§ **Goal of the exercise**: Return all lines with the word "第二段长" in them.

▬▬▬

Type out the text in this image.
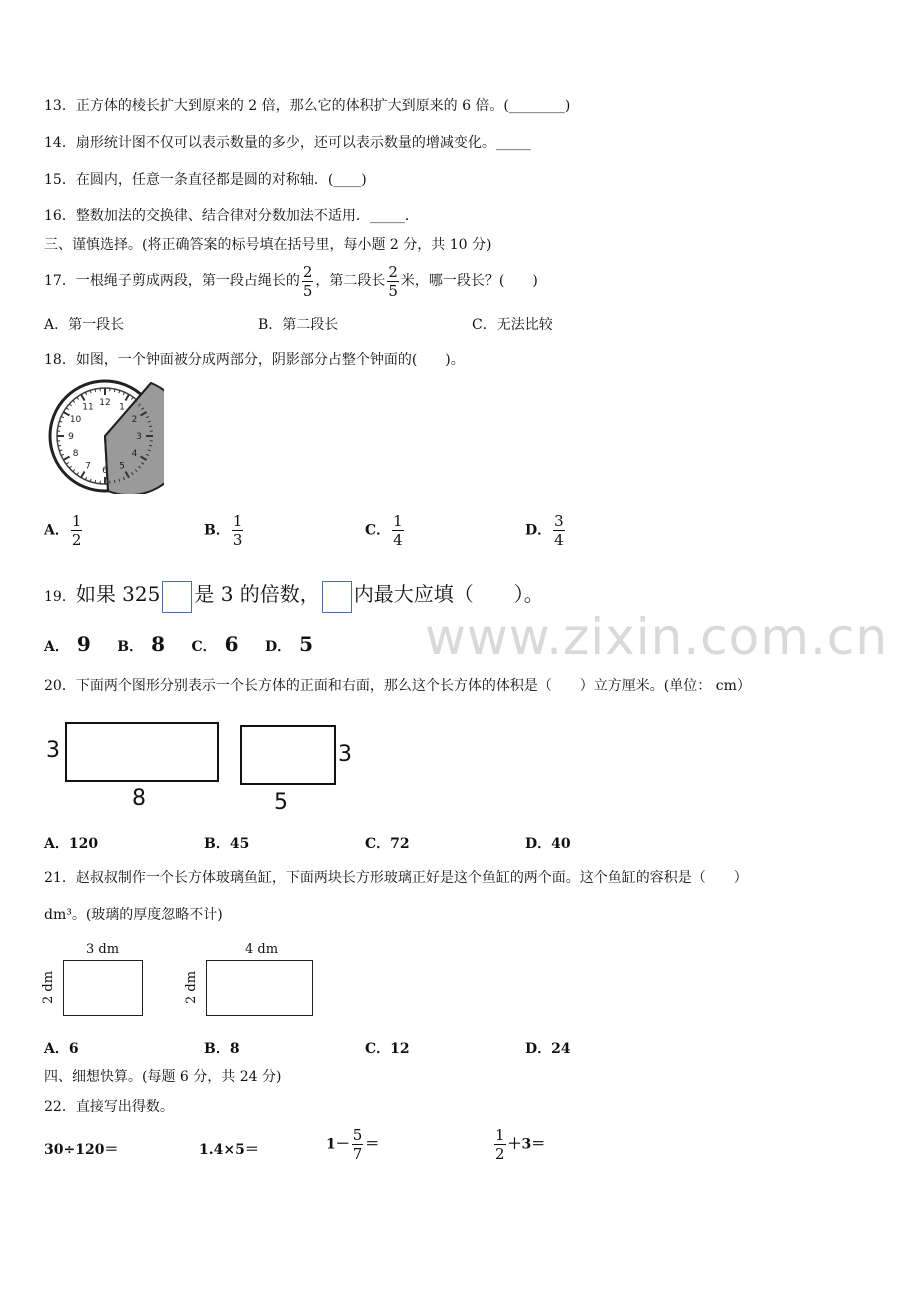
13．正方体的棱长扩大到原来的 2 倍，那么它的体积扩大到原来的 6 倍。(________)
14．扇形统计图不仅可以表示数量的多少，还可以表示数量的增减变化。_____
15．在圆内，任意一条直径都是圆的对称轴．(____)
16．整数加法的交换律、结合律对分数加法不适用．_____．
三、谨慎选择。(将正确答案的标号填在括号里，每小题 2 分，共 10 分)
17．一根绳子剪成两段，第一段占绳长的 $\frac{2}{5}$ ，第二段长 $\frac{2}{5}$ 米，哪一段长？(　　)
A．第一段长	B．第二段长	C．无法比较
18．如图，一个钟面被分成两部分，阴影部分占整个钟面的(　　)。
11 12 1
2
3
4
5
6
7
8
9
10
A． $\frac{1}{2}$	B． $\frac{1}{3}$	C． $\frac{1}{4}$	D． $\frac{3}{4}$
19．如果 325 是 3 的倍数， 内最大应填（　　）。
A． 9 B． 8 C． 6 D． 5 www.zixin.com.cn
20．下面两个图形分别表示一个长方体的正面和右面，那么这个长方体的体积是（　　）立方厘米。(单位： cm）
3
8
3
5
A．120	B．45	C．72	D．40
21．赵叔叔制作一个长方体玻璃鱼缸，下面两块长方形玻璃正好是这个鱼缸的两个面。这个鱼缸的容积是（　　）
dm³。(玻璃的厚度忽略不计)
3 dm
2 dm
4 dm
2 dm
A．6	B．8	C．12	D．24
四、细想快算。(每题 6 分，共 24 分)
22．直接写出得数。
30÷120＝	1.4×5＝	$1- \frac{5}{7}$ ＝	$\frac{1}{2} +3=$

▬▬▬

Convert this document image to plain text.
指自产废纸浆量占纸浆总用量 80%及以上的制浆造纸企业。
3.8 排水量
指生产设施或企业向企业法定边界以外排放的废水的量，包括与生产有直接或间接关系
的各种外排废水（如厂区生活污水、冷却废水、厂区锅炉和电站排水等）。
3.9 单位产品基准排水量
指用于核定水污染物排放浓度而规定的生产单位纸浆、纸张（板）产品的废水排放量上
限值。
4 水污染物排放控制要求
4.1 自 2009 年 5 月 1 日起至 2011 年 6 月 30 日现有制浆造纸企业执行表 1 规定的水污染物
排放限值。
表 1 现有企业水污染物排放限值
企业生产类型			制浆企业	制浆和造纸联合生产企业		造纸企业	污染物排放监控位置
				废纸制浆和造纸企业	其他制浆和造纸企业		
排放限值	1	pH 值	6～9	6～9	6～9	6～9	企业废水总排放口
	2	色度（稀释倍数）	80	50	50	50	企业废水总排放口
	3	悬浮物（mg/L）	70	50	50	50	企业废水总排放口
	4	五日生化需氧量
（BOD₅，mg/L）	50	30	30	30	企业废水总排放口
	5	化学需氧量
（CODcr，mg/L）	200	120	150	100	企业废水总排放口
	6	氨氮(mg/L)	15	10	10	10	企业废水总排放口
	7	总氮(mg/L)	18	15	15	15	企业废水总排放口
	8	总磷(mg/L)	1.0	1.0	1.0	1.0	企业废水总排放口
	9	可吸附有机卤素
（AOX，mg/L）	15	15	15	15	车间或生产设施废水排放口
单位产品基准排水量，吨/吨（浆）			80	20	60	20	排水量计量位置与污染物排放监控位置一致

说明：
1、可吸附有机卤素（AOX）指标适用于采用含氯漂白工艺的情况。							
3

▬▬▬

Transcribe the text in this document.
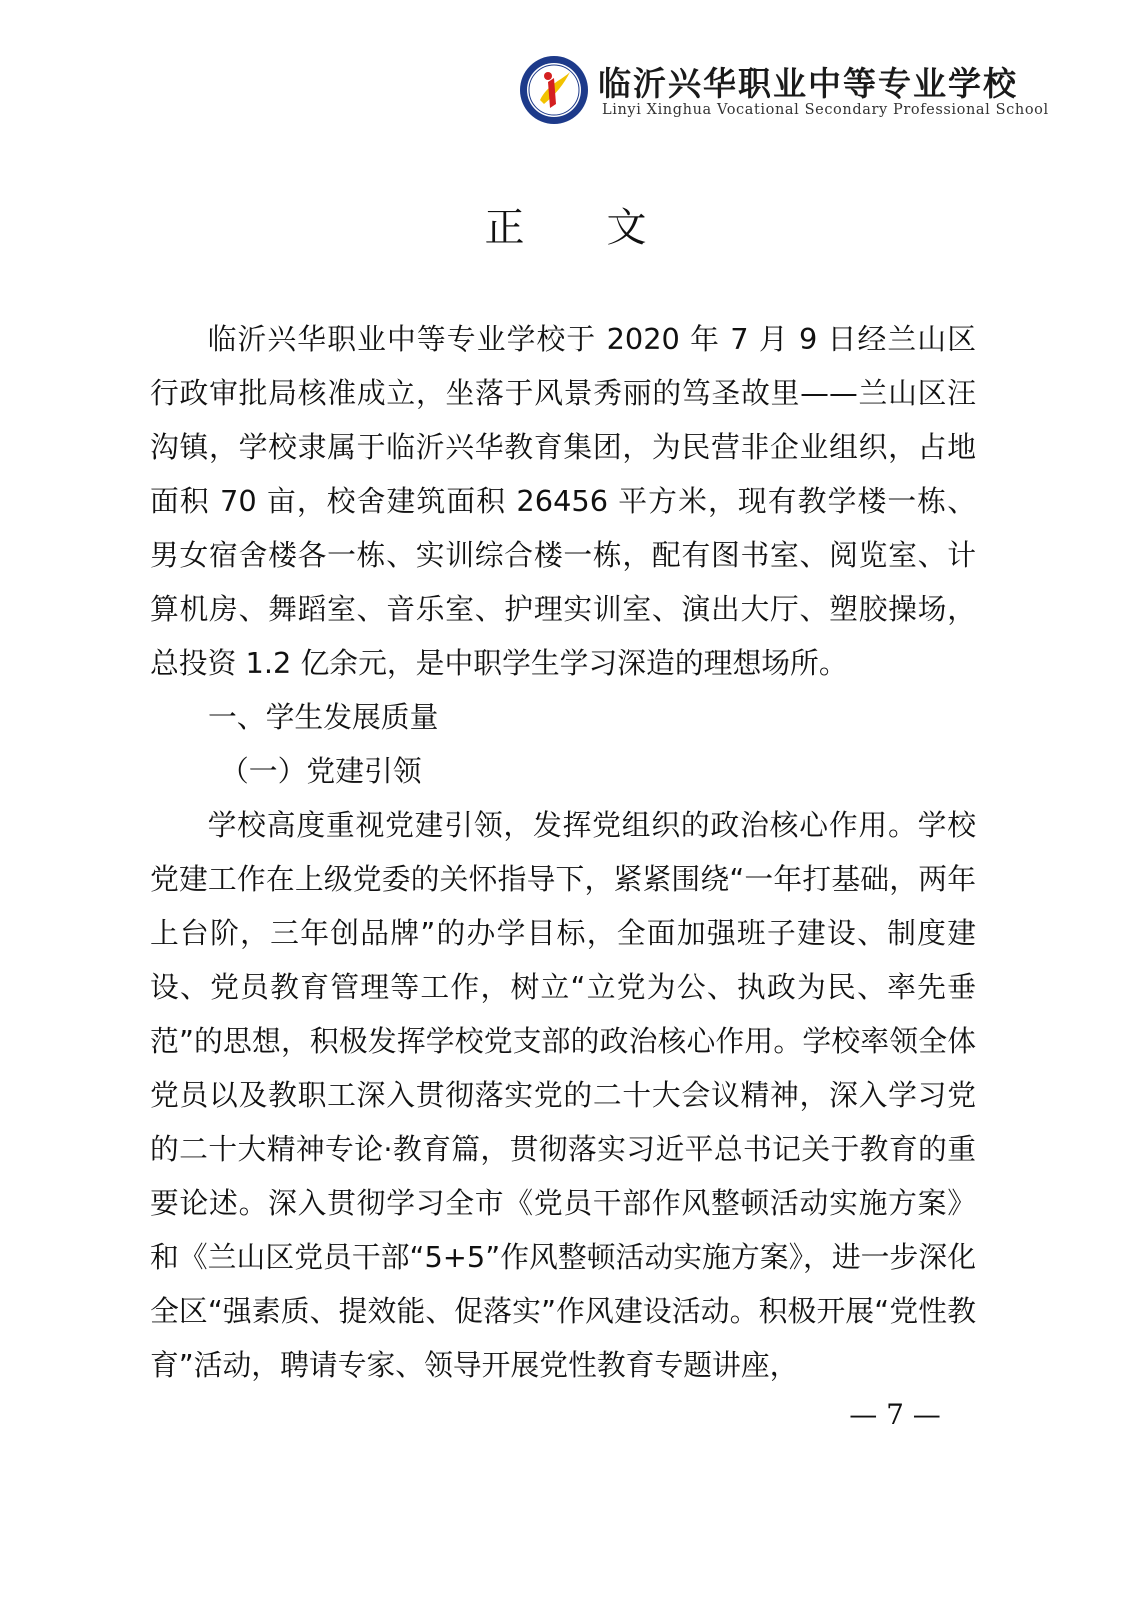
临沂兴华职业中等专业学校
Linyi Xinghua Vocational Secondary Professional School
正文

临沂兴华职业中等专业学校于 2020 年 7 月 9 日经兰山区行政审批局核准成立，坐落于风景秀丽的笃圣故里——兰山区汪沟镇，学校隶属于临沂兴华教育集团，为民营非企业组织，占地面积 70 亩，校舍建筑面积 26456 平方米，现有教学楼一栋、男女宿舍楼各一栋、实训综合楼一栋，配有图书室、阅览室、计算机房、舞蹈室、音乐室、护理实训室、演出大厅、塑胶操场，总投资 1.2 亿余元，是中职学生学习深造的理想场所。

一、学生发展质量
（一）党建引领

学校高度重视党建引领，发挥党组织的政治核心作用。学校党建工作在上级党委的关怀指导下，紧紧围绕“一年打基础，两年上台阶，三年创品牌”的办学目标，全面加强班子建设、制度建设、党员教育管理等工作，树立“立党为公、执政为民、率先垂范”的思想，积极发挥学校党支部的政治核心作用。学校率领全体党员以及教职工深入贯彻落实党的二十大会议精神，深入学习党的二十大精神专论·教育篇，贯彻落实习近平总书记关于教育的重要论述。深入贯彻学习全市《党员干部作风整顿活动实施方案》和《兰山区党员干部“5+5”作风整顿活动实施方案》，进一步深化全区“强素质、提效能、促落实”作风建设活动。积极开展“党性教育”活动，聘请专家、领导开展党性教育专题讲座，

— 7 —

▬▬▬

§ **Exercise response**:
17．一根绳子剪成两段，第一段占绳长的 $\frac{2}{5}$ ，第二段长 $\frac{2}{5}$ 米，哪一段长？(　　)
A．第一段长	B．第二段长	C．无法比较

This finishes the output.